··· Available data ···

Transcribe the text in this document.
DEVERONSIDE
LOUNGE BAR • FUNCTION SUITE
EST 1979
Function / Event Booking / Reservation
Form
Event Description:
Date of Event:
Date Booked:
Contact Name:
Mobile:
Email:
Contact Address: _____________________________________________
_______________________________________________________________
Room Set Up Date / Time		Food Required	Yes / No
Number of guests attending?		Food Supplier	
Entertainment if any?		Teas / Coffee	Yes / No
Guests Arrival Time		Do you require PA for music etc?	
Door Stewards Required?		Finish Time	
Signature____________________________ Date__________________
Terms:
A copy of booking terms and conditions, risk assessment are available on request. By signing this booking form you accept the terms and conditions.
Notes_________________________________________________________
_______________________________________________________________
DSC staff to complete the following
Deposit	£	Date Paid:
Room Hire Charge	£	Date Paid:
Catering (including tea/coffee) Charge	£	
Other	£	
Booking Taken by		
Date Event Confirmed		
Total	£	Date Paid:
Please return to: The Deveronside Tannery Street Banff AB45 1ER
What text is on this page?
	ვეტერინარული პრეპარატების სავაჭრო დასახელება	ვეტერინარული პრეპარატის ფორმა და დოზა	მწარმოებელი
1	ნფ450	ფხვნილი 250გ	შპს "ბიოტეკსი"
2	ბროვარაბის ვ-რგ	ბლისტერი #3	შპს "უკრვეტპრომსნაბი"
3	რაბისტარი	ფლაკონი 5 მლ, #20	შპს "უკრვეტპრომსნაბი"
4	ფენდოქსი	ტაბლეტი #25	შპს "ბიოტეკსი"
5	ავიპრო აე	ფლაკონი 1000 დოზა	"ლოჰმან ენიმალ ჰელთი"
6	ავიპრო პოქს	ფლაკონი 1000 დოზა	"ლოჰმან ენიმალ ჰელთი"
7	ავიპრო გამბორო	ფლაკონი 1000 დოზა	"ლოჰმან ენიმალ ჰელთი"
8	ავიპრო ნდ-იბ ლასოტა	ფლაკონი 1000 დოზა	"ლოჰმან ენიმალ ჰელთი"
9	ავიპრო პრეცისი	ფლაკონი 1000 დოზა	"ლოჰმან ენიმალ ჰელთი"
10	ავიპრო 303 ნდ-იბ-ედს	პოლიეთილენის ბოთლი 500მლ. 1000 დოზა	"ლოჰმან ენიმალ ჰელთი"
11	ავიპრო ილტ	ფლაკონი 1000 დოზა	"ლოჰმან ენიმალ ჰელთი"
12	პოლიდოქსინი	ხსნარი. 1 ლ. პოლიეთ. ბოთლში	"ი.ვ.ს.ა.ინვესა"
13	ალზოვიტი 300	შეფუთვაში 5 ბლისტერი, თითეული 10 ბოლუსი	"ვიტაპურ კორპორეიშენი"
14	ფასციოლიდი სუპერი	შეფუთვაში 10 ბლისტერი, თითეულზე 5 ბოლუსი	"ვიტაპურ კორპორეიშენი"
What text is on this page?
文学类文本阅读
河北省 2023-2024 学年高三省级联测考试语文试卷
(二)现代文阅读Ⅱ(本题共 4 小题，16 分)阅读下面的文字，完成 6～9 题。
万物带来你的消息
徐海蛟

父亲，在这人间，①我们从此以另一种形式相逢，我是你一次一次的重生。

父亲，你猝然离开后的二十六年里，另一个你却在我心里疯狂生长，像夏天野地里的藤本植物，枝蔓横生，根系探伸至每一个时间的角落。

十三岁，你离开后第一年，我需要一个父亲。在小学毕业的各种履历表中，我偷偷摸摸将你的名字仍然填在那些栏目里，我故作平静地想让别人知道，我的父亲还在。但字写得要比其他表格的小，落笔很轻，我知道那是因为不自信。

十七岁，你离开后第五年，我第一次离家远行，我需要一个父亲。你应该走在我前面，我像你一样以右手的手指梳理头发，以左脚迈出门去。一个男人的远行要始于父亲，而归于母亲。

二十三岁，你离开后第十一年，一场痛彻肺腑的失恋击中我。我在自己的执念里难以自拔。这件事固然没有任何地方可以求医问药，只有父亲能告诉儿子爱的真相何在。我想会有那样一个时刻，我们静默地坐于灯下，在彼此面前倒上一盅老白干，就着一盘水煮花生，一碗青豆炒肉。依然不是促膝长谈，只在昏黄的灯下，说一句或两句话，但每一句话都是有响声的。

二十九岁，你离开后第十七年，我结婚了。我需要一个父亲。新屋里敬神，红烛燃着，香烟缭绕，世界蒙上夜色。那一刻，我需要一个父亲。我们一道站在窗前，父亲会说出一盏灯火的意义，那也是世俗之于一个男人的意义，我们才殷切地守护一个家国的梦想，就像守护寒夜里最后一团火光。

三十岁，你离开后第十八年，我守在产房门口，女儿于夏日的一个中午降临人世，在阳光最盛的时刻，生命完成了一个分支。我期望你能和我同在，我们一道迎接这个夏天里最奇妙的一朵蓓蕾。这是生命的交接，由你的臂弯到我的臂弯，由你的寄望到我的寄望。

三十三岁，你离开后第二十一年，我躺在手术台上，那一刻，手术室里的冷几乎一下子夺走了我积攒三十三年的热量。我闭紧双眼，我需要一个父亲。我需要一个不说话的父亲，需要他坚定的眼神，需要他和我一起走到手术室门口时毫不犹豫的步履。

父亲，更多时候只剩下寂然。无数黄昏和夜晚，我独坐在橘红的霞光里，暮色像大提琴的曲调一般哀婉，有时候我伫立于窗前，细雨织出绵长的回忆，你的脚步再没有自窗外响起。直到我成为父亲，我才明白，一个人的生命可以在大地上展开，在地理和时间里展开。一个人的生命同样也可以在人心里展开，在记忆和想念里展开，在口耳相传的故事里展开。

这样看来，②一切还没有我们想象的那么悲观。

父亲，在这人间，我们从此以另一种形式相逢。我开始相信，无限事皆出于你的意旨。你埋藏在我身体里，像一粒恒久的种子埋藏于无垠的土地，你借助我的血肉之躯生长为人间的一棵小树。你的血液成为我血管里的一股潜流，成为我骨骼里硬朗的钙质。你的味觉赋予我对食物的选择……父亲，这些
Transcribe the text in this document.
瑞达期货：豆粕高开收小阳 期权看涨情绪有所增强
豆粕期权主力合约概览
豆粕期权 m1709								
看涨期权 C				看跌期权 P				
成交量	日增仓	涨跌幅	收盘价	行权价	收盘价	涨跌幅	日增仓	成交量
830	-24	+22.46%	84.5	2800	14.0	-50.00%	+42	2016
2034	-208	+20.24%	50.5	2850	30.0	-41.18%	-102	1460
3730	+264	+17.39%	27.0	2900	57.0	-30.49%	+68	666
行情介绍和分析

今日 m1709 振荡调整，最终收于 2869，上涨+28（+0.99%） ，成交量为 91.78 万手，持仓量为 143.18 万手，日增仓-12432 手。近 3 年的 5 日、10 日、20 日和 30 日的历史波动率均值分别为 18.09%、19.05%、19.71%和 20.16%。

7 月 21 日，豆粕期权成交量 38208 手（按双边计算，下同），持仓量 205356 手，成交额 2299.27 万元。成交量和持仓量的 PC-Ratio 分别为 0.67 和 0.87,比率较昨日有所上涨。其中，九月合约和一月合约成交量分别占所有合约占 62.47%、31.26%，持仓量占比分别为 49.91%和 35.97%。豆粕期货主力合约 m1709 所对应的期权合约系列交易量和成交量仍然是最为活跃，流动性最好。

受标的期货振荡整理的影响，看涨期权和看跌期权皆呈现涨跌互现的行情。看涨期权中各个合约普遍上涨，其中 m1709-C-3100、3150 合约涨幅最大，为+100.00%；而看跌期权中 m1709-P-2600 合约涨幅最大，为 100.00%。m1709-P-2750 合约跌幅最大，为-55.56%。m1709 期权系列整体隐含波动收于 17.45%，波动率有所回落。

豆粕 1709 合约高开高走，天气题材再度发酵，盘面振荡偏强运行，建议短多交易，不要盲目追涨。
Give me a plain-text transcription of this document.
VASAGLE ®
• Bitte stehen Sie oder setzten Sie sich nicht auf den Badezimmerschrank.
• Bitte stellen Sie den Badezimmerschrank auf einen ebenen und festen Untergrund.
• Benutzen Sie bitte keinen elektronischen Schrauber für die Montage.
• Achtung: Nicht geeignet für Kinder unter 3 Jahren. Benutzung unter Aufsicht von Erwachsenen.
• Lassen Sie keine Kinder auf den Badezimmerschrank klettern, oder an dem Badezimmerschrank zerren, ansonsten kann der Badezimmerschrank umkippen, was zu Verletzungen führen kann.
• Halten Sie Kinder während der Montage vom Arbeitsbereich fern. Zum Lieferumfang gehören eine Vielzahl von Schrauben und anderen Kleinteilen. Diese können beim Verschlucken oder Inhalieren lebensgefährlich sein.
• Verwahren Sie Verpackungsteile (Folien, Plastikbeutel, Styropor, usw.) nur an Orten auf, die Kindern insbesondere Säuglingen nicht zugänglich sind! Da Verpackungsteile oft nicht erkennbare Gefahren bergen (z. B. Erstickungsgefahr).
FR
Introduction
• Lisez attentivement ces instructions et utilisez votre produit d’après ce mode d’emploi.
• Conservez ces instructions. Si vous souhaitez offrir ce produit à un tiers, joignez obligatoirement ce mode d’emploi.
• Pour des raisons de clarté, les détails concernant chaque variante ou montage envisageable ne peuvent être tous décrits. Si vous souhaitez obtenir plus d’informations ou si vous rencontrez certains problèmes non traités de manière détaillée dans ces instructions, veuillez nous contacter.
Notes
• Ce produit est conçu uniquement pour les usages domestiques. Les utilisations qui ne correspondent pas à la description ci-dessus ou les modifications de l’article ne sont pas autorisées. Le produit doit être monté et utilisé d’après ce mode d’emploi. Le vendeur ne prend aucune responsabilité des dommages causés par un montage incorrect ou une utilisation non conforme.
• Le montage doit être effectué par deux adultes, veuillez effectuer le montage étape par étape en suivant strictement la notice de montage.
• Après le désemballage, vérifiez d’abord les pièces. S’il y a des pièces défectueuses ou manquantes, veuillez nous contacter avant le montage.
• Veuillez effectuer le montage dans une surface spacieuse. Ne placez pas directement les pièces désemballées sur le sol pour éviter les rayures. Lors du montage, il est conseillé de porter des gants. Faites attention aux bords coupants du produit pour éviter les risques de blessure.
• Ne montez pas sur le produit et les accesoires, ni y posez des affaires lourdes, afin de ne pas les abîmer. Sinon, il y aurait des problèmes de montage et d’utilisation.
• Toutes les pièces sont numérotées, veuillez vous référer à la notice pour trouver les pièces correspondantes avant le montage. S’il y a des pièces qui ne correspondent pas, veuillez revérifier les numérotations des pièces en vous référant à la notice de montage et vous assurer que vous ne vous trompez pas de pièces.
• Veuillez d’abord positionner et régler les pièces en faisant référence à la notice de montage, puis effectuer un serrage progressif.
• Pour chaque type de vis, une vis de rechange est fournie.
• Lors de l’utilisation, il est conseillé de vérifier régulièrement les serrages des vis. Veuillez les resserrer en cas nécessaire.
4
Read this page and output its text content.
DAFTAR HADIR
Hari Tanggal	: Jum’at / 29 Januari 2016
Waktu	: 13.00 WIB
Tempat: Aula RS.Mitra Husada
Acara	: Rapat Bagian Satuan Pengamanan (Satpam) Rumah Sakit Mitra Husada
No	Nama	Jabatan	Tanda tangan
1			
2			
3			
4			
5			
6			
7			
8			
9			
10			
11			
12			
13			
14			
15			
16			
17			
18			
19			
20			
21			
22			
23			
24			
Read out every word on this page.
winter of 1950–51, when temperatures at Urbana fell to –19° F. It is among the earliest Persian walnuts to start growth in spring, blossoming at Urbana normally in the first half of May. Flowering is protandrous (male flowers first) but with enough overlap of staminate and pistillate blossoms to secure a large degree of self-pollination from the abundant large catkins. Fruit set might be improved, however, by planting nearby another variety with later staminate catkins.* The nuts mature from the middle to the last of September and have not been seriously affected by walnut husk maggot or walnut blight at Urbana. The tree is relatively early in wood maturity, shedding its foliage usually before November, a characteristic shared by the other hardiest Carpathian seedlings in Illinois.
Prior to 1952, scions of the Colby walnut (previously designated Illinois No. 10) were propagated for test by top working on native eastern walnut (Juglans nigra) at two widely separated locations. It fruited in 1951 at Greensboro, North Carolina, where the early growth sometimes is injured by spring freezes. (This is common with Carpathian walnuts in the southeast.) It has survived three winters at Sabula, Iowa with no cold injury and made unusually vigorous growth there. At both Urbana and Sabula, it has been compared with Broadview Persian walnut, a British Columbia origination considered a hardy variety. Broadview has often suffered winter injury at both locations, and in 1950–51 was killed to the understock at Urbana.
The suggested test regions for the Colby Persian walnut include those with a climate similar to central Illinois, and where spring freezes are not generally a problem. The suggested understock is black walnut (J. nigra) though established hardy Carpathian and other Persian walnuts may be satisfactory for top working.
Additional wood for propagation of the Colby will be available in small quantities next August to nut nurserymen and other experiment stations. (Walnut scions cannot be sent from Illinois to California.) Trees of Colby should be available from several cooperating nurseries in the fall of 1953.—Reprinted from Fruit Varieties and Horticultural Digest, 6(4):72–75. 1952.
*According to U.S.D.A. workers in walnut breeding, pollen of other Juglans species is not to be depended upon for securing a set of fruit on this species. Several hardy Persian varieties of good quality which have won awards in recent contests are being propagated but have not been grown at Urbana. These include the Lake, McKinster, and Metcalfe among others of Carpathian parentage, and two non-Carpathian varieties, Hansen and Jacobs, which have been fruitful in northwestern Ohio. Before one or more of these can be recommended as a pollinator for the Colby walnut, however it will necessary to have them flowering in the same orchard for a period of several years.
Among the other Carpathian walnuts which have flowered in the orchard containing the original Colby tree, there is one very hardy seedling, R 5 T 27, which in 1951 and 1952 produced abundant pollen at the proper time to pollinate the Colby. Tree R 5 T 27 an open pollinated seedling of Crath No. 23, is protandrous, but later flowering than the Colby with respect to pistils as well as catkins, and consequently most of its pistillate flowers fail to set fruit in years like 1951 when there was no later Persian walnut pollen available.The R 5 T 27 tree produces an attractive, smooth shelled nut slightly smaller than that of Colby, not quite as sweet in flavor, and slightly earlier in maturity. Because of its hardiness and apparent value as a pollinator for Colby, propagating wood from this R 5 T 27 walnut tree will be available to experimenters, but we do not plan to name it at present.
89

···

Copy each line of the entries that includes the word "Read".

Exercise output ->
Read this page and output its text content.
Read out every word on this page.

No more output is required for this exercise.